▶ _INSTRUCTION_:
Extract all lines that hold "JSON" from the records below.

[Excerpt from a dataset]
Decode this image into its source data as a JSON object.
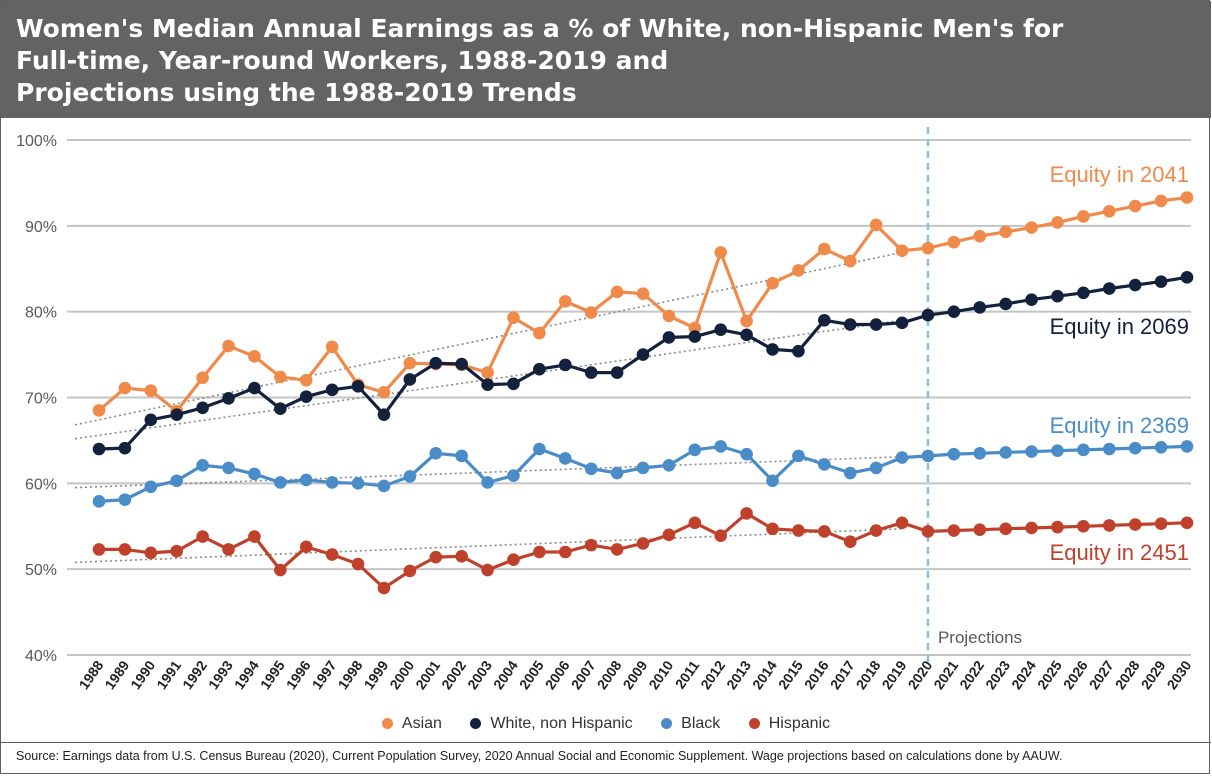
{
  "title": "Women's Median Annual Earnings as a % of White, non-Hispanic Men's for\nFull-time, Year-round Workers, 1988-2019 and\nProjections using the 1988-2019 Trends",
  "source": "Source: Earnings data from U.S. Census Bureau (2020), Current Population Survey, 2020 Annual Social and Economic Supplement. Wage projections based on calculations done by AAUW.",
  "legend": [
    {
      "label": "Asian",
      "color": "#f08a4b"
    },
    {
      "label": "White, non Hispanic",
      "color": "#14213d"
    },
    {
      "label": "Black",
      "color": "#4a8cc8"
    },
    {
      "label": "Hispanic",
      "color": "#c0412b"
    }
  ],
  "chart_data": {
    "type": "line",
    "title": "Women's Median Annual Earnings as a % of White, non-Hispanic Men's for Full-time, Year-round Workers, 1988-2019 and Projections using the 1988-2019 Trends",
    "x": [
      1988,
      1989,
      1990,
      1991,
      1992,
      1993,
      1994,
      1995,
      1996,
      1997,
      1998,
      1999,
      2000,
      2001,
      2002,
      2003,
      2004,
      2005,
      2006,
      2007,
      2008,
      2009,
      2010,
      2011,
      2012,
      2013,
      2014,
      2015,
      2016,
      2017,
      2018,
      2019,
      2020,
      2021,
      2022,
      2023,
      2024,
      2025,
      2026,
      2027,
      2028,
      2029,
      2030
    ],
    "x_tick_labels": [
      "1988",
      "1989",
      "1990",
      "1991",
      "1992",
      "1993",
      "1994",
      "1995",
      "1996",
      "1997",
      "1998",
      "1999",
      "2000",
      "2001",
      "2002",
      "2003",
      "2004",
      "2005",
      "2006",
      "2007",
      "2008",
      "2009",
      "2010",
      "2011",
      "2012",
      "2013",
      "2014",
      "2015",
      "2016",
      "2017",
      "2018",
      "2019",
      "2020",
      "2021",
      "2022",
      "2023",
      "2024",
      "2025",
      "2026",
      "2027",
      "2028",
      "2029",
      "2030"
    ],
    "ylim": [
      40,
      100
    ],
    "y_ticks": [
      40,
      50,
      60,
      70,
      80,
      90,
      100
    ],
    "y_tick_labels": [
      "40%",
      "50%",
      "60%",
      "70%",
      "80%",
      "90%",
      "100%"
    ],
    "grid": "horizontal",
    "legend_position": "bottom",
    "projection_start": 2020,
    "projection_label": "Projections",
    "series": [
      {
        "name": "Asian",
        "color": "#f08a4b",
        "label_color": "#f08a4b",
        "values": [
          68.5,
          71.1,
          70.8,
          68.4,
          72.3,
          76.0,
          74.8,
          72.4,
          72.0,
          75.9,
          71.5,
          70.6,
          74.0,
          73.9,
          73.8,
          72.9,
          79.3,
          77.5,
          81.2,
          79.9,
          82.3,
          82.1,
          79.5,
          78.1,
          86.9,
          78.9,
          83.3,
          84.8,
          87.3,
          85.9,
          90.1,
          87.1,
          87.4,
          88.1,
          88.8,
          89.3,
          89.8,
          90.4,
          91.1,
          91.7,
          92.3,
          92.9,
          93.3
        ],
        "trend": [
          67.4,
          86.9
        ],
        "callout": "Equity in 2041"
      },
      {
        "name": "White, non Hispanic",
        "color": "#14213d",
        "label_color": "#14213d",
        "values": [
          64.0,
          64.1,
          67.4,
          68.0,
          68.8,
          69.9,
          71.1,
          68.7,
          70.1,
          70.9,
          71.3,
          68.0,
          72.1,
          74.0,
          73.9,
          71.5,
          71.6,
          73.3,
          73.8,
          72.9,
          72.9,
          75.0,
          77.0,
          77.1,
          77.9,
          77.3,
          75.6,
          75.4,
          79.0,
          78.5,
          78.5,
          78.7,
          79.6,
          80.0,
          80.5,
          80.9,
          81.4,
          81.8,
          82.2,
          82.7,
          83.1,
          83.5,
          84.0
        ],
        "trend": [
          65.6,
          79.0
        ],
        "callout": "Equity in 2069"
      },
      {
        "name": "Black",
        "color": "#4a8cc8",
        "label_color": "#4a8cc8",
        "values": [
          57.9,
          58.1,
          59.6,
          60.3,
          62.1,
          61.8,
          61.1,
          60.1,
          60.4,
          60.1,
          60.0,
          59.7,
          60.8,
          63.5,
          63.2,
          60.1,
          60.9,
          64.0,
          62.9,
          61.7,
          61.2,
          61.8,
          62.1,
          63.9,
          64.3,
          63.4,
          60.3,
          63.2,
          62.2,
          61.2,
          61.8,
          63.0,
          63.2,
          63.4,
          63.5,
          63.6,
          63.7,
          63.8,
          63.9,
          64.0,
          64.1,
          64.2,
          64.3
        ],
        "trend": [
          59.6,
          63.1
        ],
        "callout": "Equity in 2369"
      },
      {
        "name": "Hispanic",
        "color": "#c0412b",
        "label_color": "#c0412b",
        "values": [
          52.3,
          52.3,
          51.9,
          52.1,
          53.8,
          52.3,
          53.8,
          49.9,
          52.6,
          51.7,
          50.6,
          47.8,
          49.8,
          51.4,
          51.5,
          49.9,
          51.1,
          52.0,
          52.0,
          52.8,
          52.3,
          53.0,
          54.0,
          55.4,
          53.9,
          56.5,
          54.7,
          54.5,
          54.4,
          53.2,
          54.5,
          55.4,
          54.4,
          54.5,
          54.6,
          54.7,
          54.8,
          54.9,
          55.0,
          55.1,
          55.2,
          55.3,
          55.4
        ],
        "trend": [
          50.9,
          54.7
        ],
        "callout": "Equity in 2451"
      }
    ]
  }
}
* * *
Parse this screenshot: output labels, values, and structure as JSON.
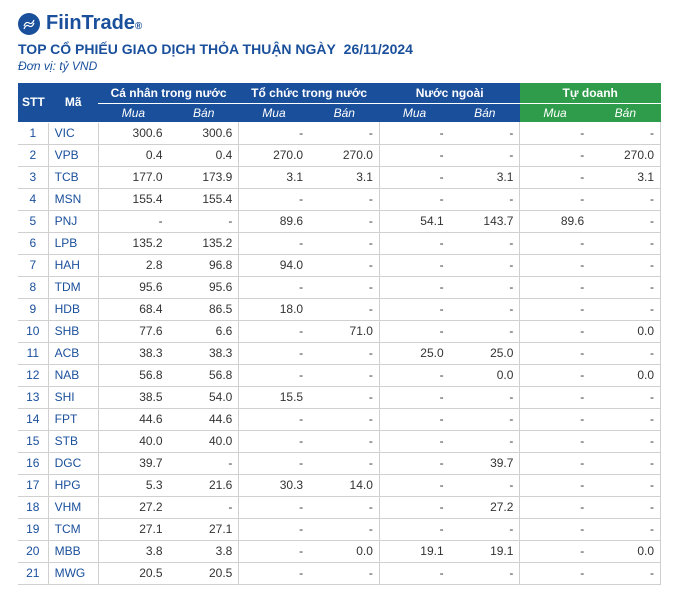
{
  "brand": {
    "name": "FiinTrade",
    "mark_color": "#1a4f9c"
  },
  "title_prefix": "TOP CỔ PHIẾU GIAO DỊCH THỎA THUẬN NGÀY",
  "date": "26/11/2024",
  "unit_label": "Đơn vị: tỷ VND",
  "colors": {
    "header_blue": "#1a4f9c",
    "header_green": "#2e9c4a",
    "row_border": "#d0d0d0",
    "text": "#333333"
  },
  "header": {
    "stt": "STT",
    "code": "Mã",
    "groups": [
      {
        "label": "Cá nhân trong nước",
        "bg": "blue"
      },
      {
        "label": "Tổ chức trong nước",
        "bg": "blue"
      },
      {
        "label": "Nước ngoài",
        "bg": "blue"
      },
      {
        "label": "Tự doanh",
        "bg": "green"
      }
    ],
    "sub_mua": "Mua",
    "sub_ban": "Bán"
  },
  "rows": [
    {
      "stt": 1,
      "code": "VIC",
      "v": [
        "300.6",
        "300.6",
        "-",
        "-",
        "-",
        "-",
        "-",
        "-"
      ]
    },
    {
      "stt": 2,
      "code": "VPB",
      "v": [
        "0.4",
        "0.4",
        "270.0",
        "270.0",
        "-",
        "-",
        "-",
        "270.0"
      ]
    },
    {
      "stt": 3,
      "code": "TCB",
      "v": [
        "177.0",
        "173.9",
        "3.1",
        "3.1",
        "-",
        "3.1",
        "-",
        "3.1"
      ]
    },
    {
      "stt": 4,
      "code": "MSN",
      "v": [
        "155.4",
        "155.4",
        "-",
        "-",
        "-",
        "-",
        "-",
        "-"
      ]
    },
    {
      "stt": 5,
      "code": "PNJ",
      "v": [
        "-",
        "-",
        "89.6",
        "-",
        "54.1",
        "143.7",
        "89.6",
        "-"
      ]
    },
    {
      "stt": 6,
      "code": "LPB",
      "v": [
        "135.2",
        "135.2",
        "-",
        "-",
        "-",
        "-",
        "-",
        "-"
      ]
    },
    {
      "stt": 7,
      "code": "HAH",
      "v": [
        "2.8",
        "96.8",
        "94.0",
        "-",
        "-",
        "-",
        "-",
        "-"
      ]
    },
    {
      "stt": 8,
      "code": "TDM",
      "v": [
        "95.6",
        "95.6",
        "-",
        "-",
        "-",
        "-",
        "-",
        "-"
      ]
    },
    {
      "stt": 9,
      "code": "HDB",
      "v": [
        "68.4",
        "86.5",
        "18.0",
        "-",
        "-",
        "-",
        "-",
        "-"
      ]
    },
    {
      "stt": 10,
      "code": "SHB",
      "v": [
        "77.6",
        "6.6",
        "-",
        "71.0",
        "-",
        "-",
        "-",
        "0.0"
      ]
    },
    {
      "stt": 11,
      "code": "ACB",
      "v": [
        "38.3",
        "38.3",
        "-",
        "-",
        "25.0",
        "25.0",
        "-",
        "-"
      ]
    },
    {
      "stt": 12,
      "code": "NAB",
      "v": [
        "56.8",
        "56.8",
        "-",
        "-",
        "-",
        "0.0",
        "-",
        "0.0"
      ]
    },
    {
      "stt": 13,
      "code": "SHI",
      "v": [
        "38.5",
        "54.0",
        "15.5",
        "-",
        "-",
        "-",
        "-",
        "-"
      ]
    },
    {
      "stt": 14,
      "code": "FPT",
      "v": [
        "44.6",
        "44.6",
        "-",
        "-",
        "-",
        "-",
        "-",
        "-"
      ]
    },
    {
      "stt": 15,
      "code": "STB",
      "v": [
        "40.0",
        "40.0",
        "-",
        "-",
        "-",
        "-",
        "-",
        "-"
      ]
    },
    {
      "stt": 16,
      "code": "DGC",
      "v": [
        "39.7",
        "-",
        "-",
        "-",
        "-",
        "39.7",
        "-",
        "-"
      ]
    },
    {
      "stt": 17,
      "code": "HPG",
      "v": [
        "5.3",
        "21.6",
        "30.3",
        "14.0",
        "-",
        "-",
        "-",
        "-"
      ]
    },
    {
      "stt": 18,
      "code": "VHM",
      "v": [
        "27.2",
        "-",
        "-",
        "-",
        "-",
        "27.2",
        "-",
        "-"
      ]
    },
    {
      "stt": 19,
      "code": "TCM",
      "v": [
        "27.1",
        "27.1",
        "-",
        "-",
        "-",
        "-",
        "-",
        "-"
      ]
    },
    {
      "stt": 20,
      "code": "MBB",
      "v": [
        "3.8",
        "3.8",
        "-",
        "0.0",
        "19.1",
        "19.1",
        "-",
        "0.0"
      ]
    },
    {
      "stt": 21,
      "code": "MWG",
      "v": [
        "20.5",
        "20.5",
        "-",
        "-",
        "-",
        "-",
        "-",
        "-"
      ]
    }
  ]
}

▶ _REPLY TO THE TASK_:
Decode this image into its source data as a JSON object.
Parse this screenshot: output labels, values, and structure as JSON.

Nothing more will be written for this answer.